TO DO ▸ Each line that holds the word "JSON" counts once; give the total for the records below and nothing else.
◆ ◆ ◆ ◆
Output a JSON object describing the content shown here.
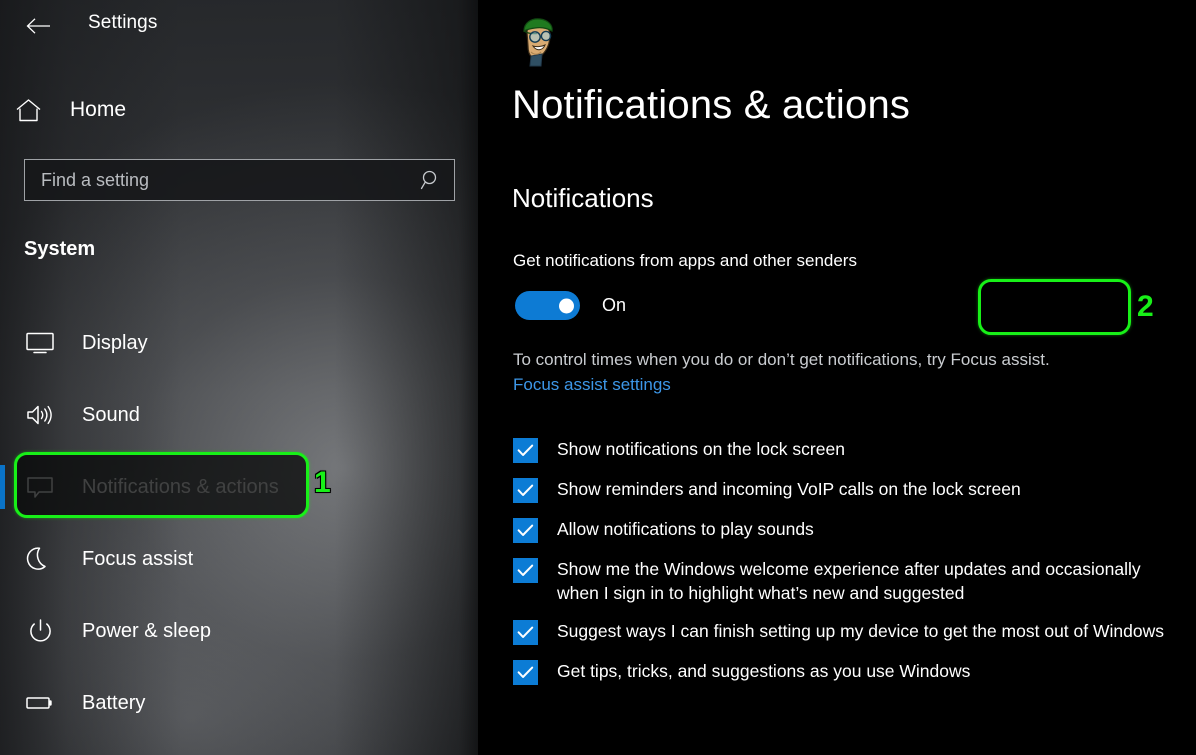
{
  "window": {
    "app_title": "Settings",
    "back_icon": "back-arrow-icon"
  },
  "sidebar": {
    "home": {
      "label": "Home",
      "icon": "home-icon"
    },
    "search": {
      "placeholder": "Find a setting",
      "value": "",
      "icon": "search-icon"
    },
    "section_header": "System",
    "items": [
      {
        "label": "Display",
        "icon": "monitor-icon",
        "selected": false
      },
      {
        "label": "Sound",
        "icon": "speaker-icon",
        "selected": false
      },
      {
        "label": "Notifications & actions",
        "icon": "speech-bubble-icon",
        "selected": true
      },
      {
        "label": "Focus assist",
        "icon": "moon-icon",
        "selected": false
      },
      {
        "label": "Power & sleep",
        "icon": "power-icon",
        "selected": false
      },
      {
        "label": "Battery",
        "icon": "battery-icon",
        "selected": false
      }
    ]
  },
  "content": {
    "avatar_icon": "user-avatar-icon",
    "page_title": "Notifications & actions",
    "section_title": "Notifications",
    "toggle": {
      "label": "Get notifications from apps and other senders",
      "state": "On",
      "checked": true
    },
    "help_text": "To control times when you do or don’t get notifications, try Focus assist.",
    "focus_link": "Focus assist settings",
    "checkboxes": [
      {
        "label": "Show notifications on the lock screen",
        "checked": true
      },
      {
        "label": "Show reminders and incoming VoIP calls on the lock screen",
        "checked": true
      },
      {
        "label": "Allow notifications to play sounds",
        "checked": true
      },
      {
        "label": "Show me the Windows welcome experience after updates and occasionally when I sign in to highlight what’s new and suggested",
        "checked": true
      },
      {
        "label": "Suggest ways I can finish setting up my device to get the most out of Windows",
        "checked": true
      },
      {
        "label": "Get tips, tricks, and suggestions as you use Windows",
        "checked": true
      }
    ]
  },
  "annotations": [
    {
      "number": "1",
      "target": "sidebar-item-notifications-actions"
    },
    {
      "number": "2",
      "target": "notifications-toggle"
    }
  ],
  "colors": {
    "accent_blue": "#0c7cd5",
    "link_blue": "#3d97e8",
    "selection_blue": "#0a73c8",
    "annotation_green": "#18f018",
    "panel_black": "#000000"
  }
}
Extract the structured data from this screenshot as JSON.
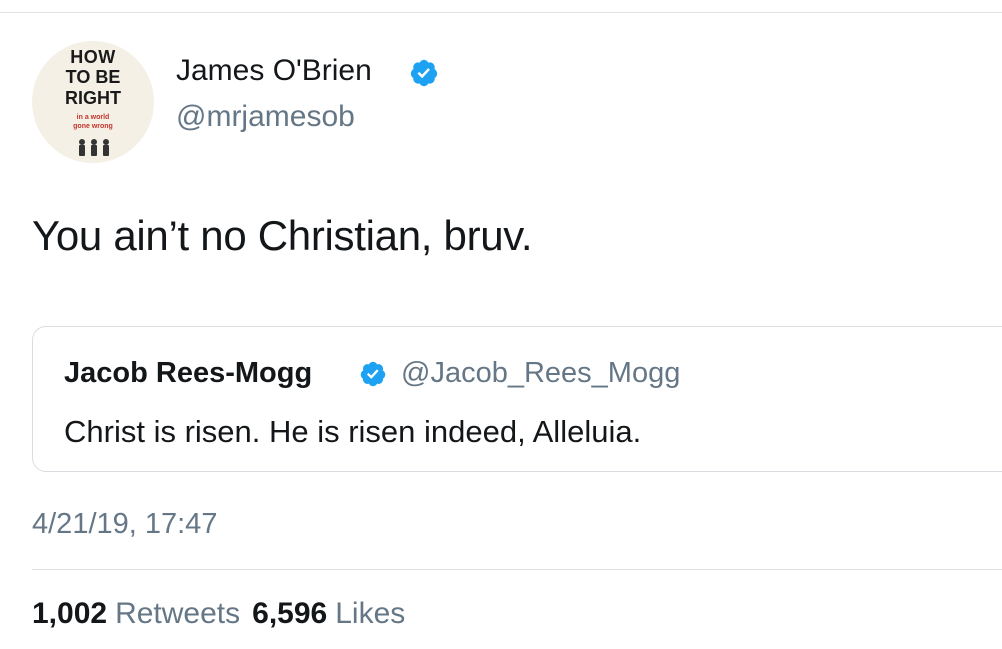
◆ ◆ ◆ ◆
EXERCISE OUTPUT ▸ 2